[Start Exercise material]

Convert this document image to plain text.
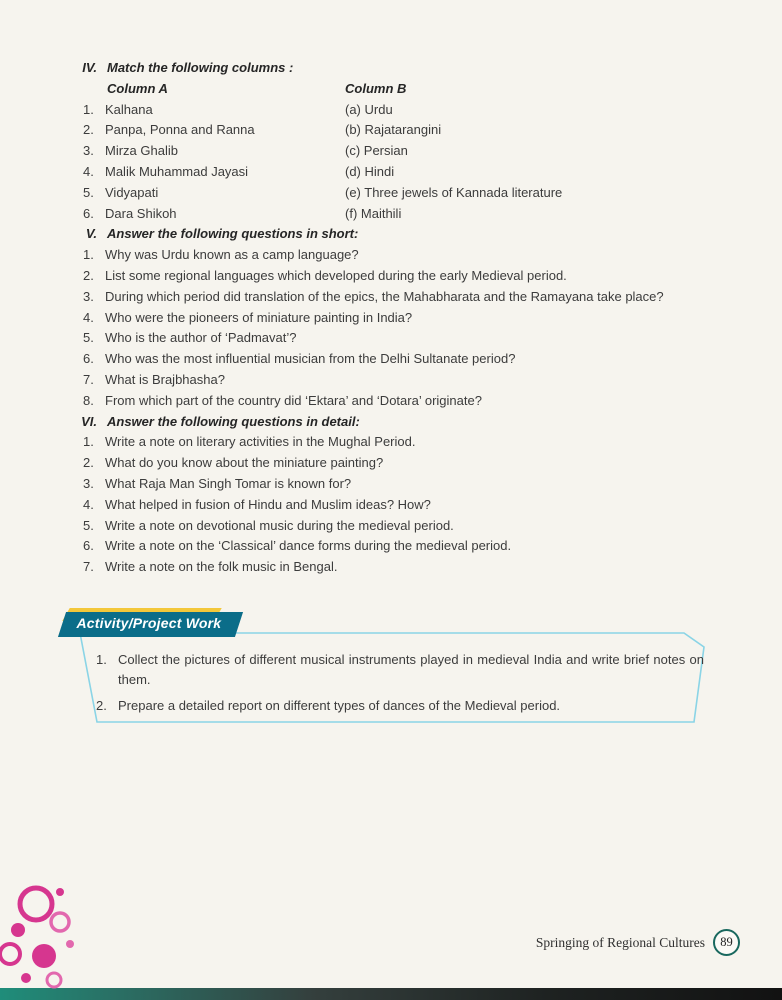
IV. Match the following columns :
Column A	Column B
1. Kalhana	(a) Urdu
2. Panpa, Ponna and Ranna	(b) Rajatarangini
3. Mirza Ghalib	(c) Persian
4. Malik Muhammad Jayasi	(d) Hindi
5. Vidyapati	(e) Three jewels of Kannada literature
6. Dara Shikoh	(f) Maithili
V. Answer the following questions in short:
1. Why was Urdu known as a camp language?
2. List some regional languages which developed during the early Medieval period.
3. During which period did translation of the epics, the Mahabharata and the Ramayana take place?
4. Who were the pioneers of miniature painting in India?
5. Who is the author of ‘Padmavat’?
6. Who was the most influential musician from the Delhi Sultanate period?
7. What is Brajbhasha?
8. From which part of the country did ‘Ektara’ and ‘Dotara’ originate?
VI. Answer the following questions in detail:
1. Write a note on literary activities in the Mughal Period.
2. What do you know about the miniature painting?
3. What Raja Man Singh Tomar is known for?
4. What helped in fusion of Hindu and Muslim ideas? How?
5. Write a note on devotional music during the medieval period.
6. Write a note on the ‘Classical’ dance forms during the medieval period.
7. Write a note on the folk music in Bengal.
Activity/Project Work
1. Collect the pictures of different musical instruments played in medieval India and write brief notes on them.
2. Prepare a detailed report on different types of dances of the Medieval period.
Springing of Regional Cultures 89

[End Exercise material]
[Start Exercise material]

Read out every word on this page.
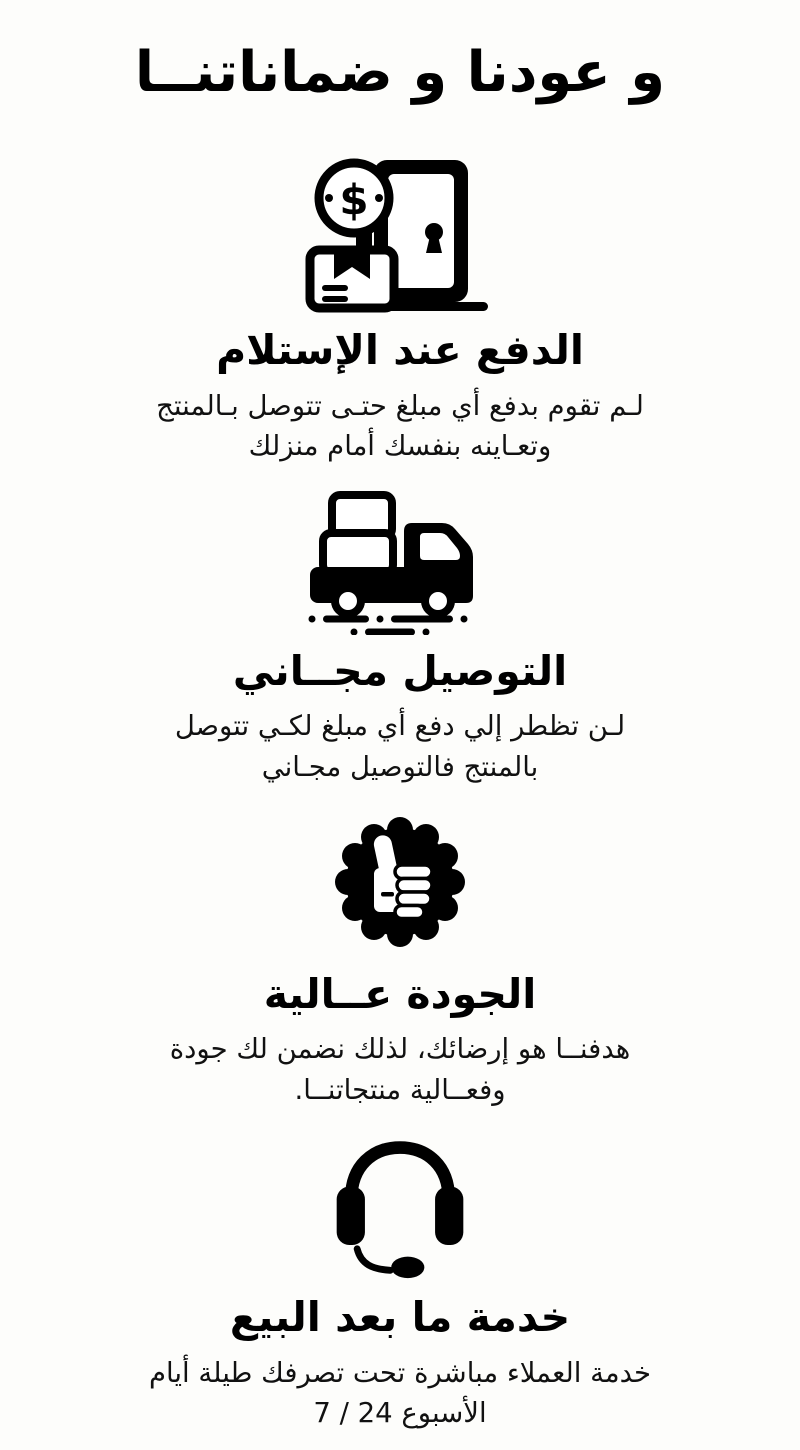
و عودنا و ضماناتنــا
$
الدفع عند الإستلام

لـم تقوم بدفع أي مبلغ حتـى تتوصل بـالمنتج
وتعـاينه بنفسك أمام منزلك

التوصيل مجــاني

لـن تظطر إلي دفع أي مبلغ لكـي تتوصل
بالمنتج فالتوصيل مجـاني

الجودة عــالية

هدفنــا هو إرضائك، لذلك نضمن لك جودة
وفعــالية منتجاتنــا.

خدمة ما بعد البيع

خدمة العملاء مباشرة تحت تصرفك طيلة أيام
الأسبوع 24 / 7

[End Exercise material]
[Start Exercise material]

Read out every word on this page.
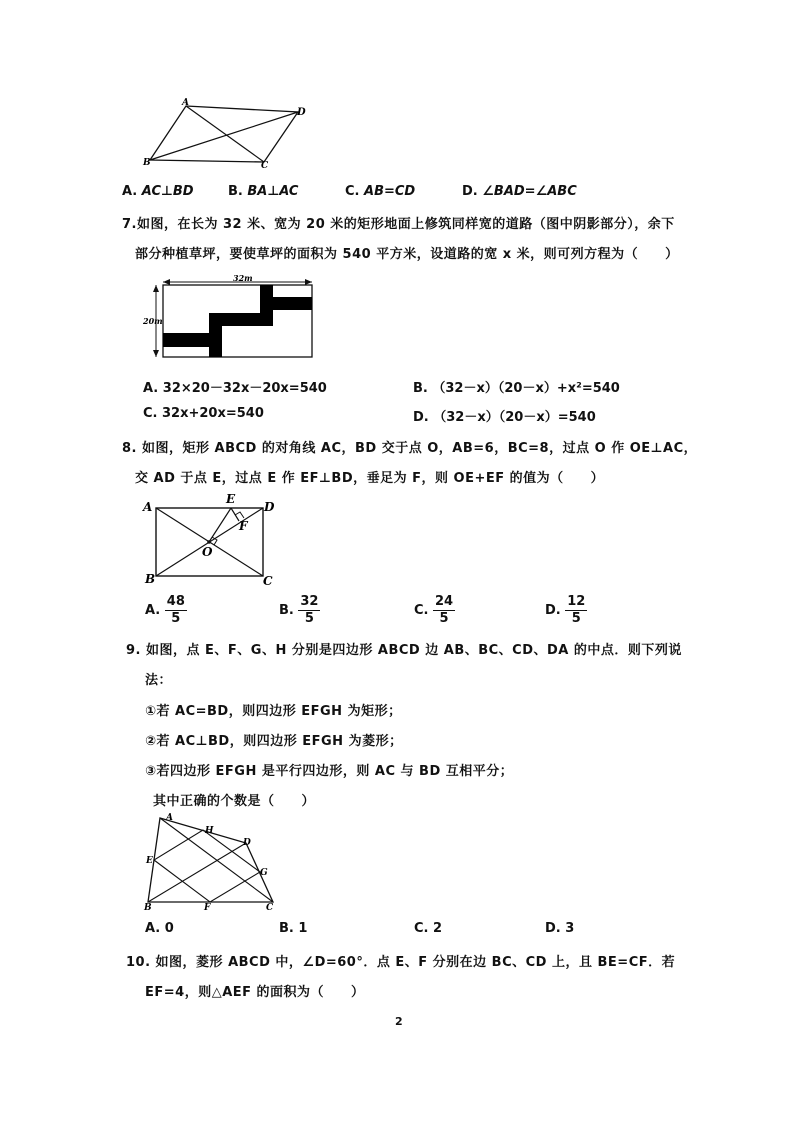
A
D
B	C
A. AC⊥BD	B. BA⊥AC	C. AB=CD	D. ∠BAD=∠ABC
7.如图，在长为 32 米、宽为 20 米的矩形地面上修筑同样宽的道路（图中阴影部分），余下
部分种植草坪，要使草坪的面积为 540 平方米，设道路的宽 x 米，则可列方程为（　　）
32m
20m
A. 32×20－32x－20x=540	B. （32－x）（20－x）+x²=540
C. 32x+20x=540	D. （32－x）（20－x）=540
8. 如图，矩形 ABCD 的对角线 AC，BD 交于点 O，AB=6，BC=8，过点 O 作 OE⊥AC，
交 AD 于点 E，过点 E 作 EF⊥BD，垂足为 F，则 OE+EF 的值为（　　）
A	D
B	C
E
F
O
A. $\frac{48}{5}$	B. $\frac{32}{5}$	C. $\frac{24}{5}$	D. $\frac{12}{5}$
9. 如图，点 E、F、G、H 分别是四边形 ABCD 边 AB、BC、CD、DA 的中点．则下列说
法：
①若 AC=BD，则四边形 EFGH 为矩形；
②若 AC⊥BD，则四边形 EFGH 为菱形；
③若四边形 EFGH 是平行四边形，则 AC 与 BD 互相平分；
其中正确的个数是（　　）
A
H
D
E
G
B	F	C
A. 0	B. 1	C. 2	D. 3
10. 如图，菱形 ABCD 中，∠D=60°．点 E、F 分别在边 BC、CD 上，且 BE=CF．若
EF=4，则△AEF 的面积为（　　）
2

[End Exercise material]

■ Written problem ■
Some lines of the data may hold the word "known". Say how many do, with nothing else.

■ Solution for this task ■
2